*Brief*. Please retype the records below exactly, leaving out any pictures.
— Begin Data —
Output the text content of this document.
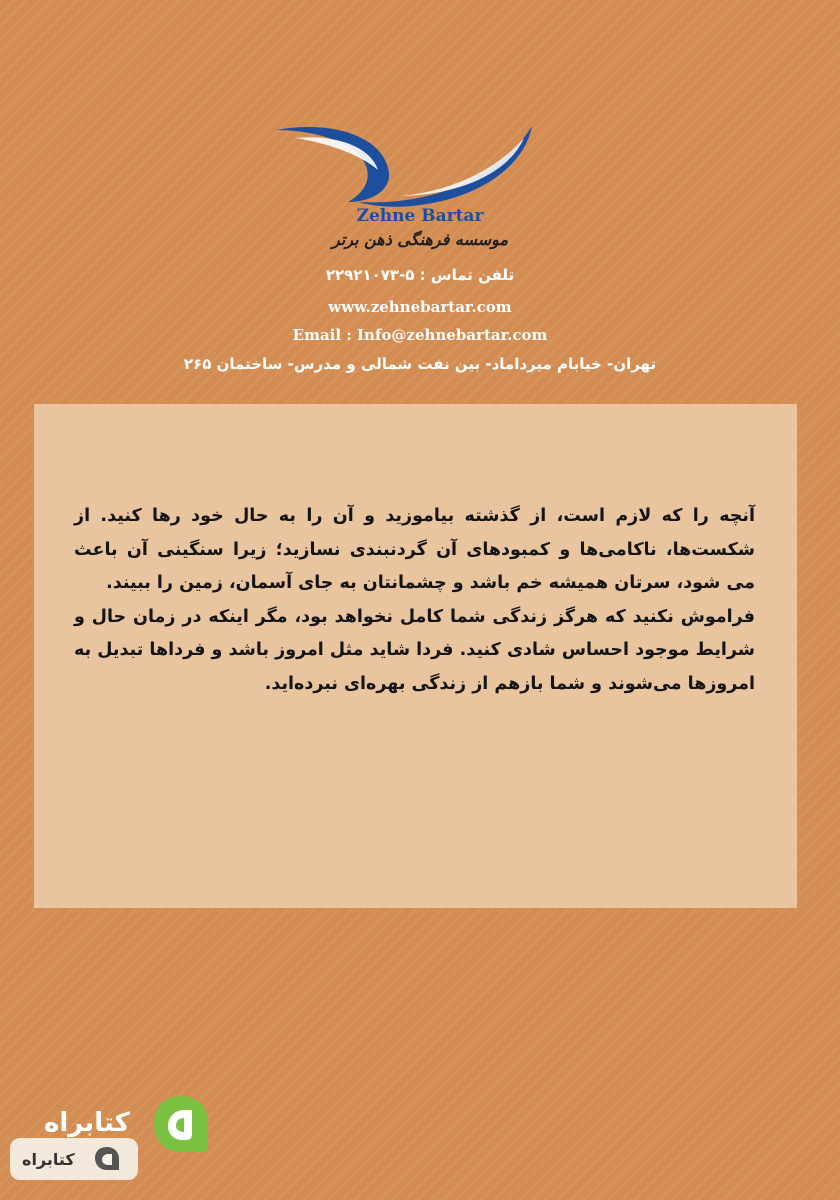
Zehne Bartar
موسسه فرهنگی ذهن برتر
تلفن تماس : ۵-۲۲۹۲۱۰۷۳
www.zehnebartar.com
Email : Info@zehnebartar.com
تهران- خیابام میرداماد- بین نفت شمالی و مدرس- ساختمان ۲۶۵

آنچه را که لازم است، از گذشته بیاموزید و آن را به حال خود رها کنید. از شکست‌ها، ناکامی‌ها و کمبودهای آن گردنبندی نسازید؛ زیرا سنگینی آن باعث می شود، سرتان همیشه خم باشد و چشمانتان به جای آسمان، زمین را ببیند.

فراموش نکنید که هرگز زندگی شما کامل نخواهد بود، مگر اینکه در زمان حال و شرایط موجود احساس شادی کنید. فردا شاید مثل امروز باشد و فرداها تبدیل به امروزها می‌شوند و شما بازهم از زندگی بهره‌ای نبرده‌اید.

کتابراه
کتابراه
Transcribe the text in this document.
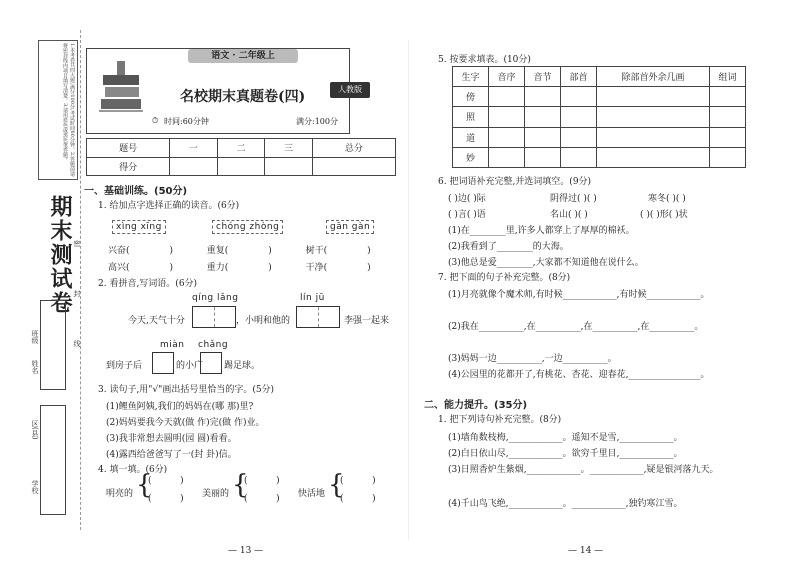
1.本考卷共四大题,满分100分,考试时间60分钟。2.答题前请将密封线内项目填写清楚。3.请用蓝色或黑色笔答题。
期末测试卷
班级
姓名
区(县)
学校
密
封
线
语文 · 二年级上
名校期末真题卷(四)	人教版
⏱ 时间:60分钟	满分:100分
题号	一	二	三	总分
得分				
一、基础训练。(50分)
1. 给加点字选择正确的读音。(6分)
xìng xīng	chóng zhòng	gān gàn
兴奋(	)	重复(	)	树干(	)
高兴(	)	重力(	)	干净(	)
2. 看拼音,写词语。(6分)
qíng lǎng	lín jū
今天,天气十分	，小明和他的	李强一起来
miàn chǎng
到房子后	的小广 踢足球。
3. 读句子,用"√"画出括号里恰当的字。(5分)
(1)鲤鱼阿姨,我们的妈妈在(哪 那)里?
(2)妈妈要我今天就(做 作)完(做 作)业。
(3)我非常想去圆明(园 圆)看看。
(4)露西给爸爸写了一(封 卦)信。
4. 填一填。(6分)
明亮的 {
(          )
(          ) 美丽的 {
(          )
(          ) 快活地 {
(          )
(          )
— 13 —
5. 按要求填表。(10分)
生字	音序	音节	部首	除部首外余几画	组词
傍					
照					
道					
妙					
6. 把词语补充完整,并选词填空。(9分)
( )边( )际	阴得过( )( )	寒冬( )( )
( )言( )语	名山( )( )	( )( )形( )状
(1)在________里,许多人都穿上了厚厚的棉袄。
(2)我看到了________的大海。
(3)他总是爱________,大家都不知道他在说什么。
7. 把下面的句子补充完整。(8分)
(1)月亮就像个魔术师,有时候____________,有时候____________。
(2)我在__________,在__________,在__________,在__________。
(3)妈妈一边__________,一边__________。
(4)公园里的花都开了,有桃花、杏花、迎春花,________________。
二、能力提升。(35分)
1. 把下列诗句补充完整。(8分)
(1)墙角数枝梅,____________。遥知不是雪,____________。
(2)白日依山尽,____________。欲穷千里目,____________。
(3)日照香炉生紫烟,____________。____________,疑是银河落九天。
(4)千山鸟飞绝,____________。____________,独钓寒江雪。
— 14 —
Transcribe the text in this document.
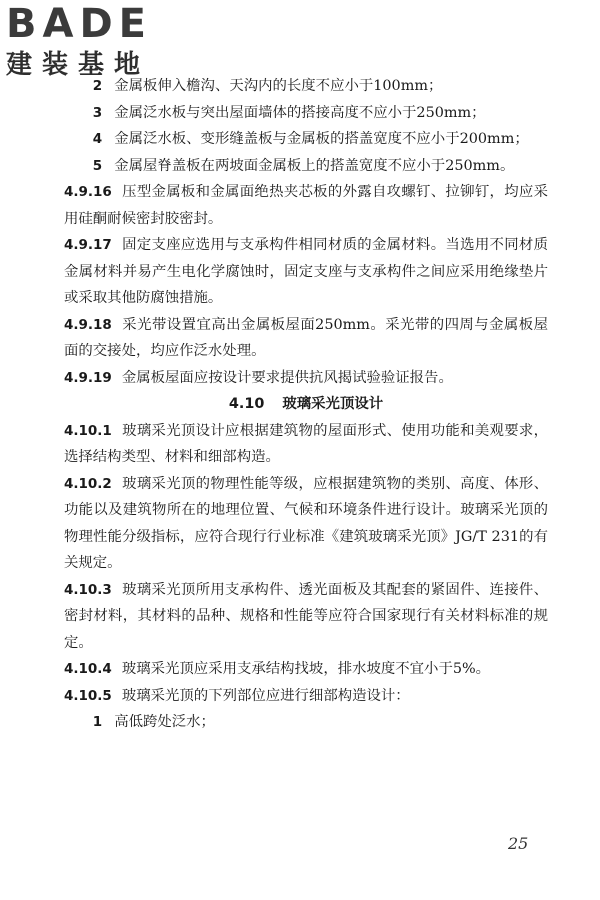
BADE
建装基地

2 金属板伸入檐沟、天沟内的长度不应小于100mm；

3 金属泛水板与突出屋面墙体的搭接高度不应小于250mm；

4 金属泛水板、变形缝盖板与金属板的搭盖宽度不应小于200mm；

5 金属屋脊盖板在两坡面金属板上的搭盖宽度不应小于250mm。

4.9.16 压型金属板和金属面绝热夹芯板的外露自攻螺钉、拉铆钉，均应采用硅酮耐候密封胶密封。

4.9.17 固定支座应选用与支承构件相同材质的金属材料。当选用不同材质金属材料并易产生电化学腐蚀时，固定支座与支承构件之间应采用绝缘垫片或采取其他防腐蚀措施。

4.9.18 采光带设置宜高出金属板屋面250mm。采光带的四周与金属板屋面的交接处，均应作泛水处理。

4.9.19 金属板屋面应按设计要求提供抗风揭试验验证报告。

4.10 玻璃采光顶设计

4.10.1 玻璃采光顶设计应根据建筑物的屋面形式、使用功能和美观要求，选择结构类型、材料和细部构造。

4.10.2 玻璃采光顶的物理性能等级，应根据建筑物的类别、高度、体形、功能以及建筑物所在的地理位置、气候和环境条件进行设计。玻璃采光顶的物理性能分级指标，应符合现行行业标准《建筑玻璃采光顶》JG/T 231的有关规定。

4.10.3 玻璃采光顶所用支承构件、透光面板及其配套的紧固件、连接件、密封材料，其材料的品种、规格和性能等应符合国家现行有关材料标准的规定。

4.10.4 玻璃采光顶应采用支承结构找坡，排水坡度不宜小于5%。

4.10.5 玻璃采光顶的下列部位应进行细部构造设计：

1 高低跨处泛水；

25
— End Data —
*Final result*.
Output the text content of this document.
Zehne Bartar
موسسه فرهنگی ذهن برتر
تلفن تماس : ۵-۲۲۹۲۱۰۷۳
www.zehnebartar.com
Email : Info@zehnebartar.com
تهران- خیابام میرداماد- بین نفت شمالی و مدرس- ساختمان ۲۶۵

آنچه را که لازم است، از گذشته بیاموزید و آن را به حال خود رها کنید. از شکست‌ها، ناکامی‌ها و کمبودهای آن گردنبندی نسازید؛ زیرا سنگینی آن باعث می شود، سرتان همیشه خم باشد و چشمانتان به جای آسمان، زمین را ببیند.

فراموش نکنید که هرگز زندگی شما کامل نخواهد بود، مگر اینکه در زمان حال و شرایط موجود احساس شادی کنید. فردا شاید مثل امروز باشد و فرداها تبدیل به امروزها می‌شوند و شما بازهم از زندگی بهره‌ای نبرده‌اید.

کتابراه
کتابراه
Transcribe the text in this document.
1.本考卷共四大题,满分100分,考试时间60分钟。2.答题前请将密封线内项目填写清楚。3.请用蓝色或黑色笔答题。
期末测试卷
班级
姓名
区(县)
学校
密
封
线
语文 · 二年级上
名校期末真题卷(四)	人教版
⏱ 时间:60分钟	满分:100分
题号	一	二	三	总分
得分				
一、基础训练。(50分)
1. 给加点字选择正确的读音。(6分)
xìng xīng	chóng zhòng	gān gàn
兴奋(	)	重复(	)	树干(	)
高兴(	)	重力(	)	干净(	)
2. 看拼音,写词语。(6分)
qíng lǎng	lín jū
今天,天气十分	，小明和他的	李强一起来
miàn chǎng
到房子后	的小广 踢足球。
3. 读句子,用"√"画出括号里恰当的字。(5分)
(1)鲤鱼阿姨,我们的妈妈在(哪 那)里?
(2)妈妈要我今天就(做 作)完(做 作)业。
(3)我非常想去圆明(园 圆)看看。
(4)露西给爸爸写了一(封 卦)信。
4. 填一填。(6分)
明亮的 {
(          )
(          ) 美丽的 {
(          )
(          ) 快活地 {
(          )
(          )
— 13 —
5. 按要求填表。(10分)
生字	音序	音节	部首	除部首外余几画	组词
傍					
照					
道					
妙					
6. 把词语补充完整,并选词填空。(9分)
( )边( )际	阴得过( )( )	寒冬( )( )
( )言( )语	名山( )( )	( )( )形( )状
(1)在________里,许多人都穿上了厚厚的棉袄。
(2)我看到了________的大海。
(3)他总是爱________,大家都不知道他在说什么。
7. 把下面的句子补充完整。(8分)
(1)月亮就像个魔术师,有时候____________,有时候____________。
(2)我在__________,在__________,在__________,在__________。
(3)妈妈一边__________,一边__________。
(4)公园里的花都开了,有桃花、杏花、迎春花,________________。
二、能力提升。(35分)
1. 把下列诗句补充完整。(8分)
(1)墙角数枝梅,____________。遥知不是雪,____________。
(2)白日依山尽,____________。欲穷千里目,____________。
(3)日照香炉生紫烟,____________。____________,疑是银河落九天。
(4)千山鸟飞绝,____________。____________,独钓寒江雪。
— 14 —
Transcribe the text in this document.
BADE
建装基地

2 金属板伸入檐沟、天沟内的长度不应小于100mm；

3 金属泛水板与突出屋面墙体的搭接高度不应小于250mm；

4 金属泛水板、变形缝盖板与金属板的搭盖宽度不应小于200mm；

5 金属屋脊盖板在两坡面金属板上的搭盖宽度不应小于250mm。

4.9.16 压型金属板和金属面绝热夹芯板的外露自攻螺钉、拉铆钉，均应采用硅酮耐候密封胶密封。

4.9.17 固定支座应选用与支承构件相同材质的金属材料。当选用不同材质金属材料并易产生电化学腐蚀时，固定支座与支承构件之间应采用绝缘垫片或采取其他防腐蚀措施。

4.9.18 采光带设置宜高出金属板屋面250mm。采光带的四周与金属板屋面的交接处，均应作泛水处理。

4.9.19 金属板屋面应按设计要求提供抗风揭试验验证报告。

4.10 玻璃采光顶设计

4.10.1 玻璃采光顶设计应根据建筑物的屋面形式、使用功能和美观要求，选择结构类型、材料和细部构造。

4.10.2 玻璃采光顶的物理性能等级，应根据建筑物的类别、高度、体形、功能以及建筑物所在的地理位置、气候和环境条件进行设计。玻璃采光顶的物理性能分级指标，应符合现行行业标准《建筑玻璃采光顶》JG/T 231的有关规定。

4.10.3 玻璃采光顶所用支承构件、透光面板及其配套的紧固件、连接件、密封材料，其材料的品种、规格和性能等应符合国家现行有关材料标准的规定。

4.10.4 玻璃采光顶应采用支承结构找坡，排水坡度不宜小于5%。

4.10.5 玻璃采光顶的下列部位应进行细部构造设计：

1 高低跨处泛水；

25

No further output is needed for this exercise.